Items from a data source
# # # # #

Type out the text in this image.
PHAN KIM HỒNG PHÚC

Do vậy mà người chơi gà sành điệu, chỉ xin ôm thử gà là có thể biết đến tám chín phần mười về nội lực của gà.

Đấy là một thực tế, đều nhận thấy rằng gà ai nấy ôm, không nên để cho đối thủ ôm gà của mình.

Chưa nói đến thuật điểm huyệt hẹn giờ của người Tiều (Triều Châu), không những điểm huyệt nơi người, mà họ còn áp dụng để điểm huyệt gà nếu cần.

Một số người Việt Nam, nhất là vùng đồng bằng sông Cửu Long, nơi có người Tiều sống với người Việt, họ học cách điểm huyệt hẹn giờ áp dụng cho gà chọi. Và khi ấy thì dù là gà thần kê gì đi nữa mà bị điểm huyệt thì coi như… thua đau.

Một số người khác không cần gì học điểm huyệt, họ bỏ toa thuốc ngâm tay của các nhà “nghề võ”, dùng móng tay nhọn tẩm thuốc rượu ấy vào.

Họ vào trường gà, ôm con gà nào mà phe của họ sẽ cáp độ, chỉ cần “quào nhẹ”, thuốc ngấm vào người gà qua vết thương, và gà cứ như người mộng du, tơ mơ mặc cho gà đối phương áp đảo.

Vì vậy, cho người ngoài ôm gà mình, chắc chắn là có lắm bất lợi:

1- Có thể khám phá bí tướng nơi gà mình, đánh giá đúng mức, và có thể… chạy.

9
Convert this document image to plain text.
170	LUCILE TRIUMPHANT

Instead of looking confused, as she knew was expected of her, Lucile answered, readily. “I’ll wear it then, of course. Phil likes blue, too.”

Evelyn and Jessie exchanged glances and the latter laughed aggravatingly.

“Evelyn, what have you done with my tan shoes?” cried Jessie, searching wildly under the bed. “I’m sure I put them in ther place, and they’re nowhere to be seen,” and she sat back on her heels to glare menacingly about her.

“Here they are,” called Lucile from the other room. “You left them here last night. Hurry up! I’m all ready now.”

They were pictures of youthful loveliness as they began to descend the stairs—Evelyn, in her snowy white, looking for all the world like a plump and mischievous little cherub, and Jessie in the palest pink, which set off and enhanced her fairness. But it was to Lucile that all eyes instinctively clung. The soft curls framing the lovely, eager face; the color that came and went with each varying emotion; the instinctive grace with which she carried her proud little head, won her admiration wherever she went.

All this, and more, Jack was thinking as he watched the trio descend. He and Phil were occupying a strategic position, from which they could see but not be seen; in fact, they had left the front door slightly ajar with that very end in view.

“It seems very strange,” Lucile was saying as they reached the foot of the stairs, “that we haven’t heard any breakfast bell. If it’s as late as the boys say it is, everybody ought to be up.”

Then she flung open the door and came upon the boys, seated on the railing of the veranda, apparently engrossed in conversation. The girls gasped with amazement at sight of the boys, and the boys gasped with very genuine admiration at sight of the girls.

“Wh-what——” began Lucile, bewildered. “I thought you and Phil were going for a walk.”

# # # # #

Filter the records down to the lines that contain the string "came", and copy those lines.

They were pictures of youthful loveliness as they began to descend the stairs—Evelyn, in her snowy white, looking for all the world like a plump and mischievous little cherub, and Jessie in the palest pink, which set off and enhanced her fairness. But it was to Lucile that all eyes instinctively clung. The soft curls framing the lovely, eager face; the color that came and went with each varying emotion; the instinctive grace with which she carried her proud little head, won her admiration wherever she went.
Then she flung open the door and came upon the boys, seated on the railing of the veranda, apparently engrossed in conversation. The girls gasped with amazement at sight of the boys, and the boys gasped with very genuine admiration at sight of the girls.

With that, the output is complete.